● **Goal of the exercise**: Look through the entries and report how many lines include the word "frequency". Give the number alone.

>> Start Provided records

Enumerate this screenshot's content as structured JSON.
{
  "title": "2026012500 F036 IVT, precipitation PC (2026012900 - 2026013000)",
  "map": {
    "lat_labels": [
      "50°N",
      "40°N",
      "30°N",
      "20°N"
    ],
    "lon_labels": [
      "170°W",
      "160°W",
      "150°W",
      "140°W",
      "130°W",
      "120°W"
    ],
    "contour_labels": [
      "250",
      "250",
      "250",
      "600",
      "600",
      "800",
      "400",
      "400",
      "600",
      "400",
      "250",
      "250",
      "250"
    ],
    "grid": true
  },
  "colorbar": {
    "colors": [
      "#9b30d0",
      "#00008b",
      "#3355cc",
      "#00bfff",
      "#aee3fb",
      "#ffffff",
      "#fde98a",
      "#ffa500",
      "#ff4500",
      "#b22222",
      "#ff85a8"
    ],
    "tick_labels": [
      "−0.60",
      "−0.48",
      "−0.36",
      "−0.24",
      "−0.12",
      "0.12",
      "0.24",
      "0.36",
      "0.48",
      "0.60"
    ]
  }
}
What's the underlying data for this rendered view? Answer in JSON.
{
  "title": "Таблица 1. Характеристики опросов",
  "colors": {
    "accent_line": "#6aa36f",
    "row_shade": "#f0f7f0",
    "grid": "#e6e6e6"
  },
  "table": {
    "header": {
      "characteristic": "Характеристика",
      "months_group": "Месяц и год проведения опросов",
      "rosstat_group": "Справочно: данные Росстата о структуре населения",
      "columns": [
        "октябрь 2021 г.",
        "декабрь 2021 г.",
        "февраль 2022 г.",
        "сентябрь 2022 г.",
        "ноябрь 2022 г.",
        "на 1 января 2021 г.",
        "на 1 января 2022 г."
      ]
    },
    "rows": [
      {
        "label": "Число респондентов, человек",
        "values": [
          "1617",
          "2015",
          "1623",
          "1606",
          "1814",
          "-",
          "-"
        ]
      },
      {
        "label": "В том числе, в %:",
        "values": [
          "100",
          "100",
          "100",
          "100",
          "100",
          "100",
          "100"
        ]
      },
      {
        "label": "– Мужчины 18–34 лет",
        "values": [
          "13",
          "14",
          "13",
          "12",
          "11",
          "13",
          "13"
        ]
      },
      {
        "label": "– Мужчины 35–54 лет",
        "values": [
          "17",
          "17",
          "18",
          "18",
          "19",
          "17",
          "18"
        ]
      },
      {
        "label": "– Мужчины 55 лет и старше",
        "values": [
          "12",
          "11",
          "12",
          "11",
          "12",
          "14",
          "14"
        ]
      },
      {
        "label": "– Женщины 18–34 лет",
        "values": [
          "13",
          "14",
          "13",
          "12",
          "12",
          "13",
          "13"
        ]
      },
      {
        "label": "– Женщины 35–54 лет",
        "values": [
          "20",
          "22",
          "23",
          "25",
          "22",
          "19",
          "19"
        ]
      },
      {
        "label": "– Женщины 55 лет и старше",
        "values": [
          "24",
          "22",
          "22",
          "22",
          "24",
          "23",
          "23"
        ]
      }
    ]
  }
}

>> End Provided records
>> Start Provided records

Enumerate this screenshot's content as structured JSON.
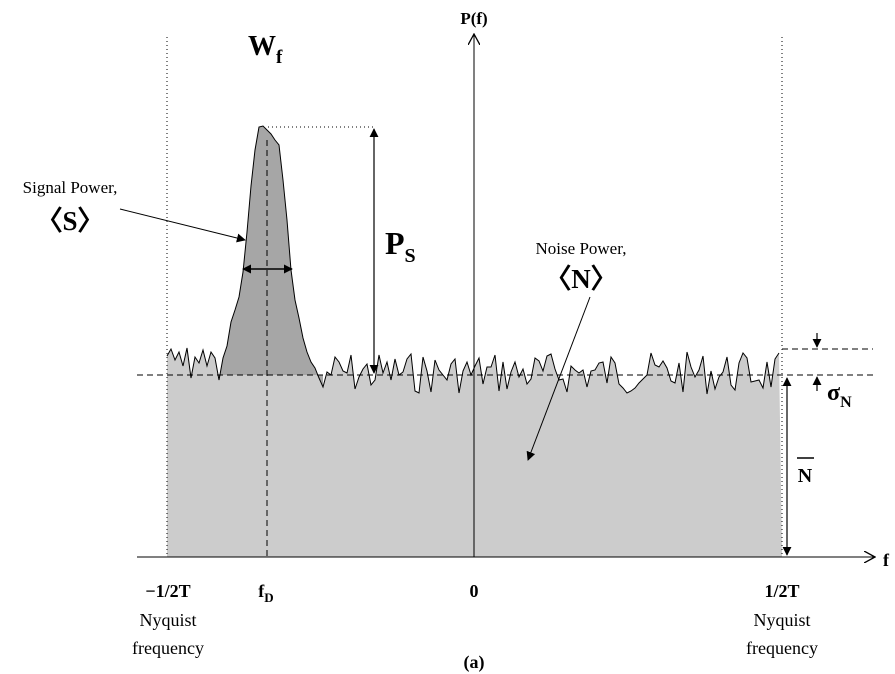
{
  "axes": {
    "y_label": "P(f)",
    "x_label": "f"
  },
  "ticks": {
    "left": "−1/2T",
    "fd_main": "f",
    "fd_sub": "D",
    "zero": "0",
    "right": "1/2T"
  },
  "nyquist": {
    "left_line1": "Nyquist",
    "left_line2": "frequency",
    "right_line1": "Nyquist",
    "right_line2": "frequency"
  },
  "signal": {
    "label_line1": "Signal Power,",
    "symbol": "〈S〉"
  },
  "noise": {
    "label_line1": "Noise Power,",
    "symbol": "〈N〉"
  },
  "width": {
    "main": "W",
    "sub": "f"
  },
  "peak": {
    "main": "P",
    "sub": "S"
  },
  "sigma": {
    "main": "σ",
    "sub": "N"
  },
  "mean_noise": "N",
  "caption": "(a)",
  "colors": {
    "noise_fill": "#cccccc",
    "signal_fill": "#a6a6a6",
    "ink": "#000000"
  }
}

>> End Provided records

● **Task solution**: 2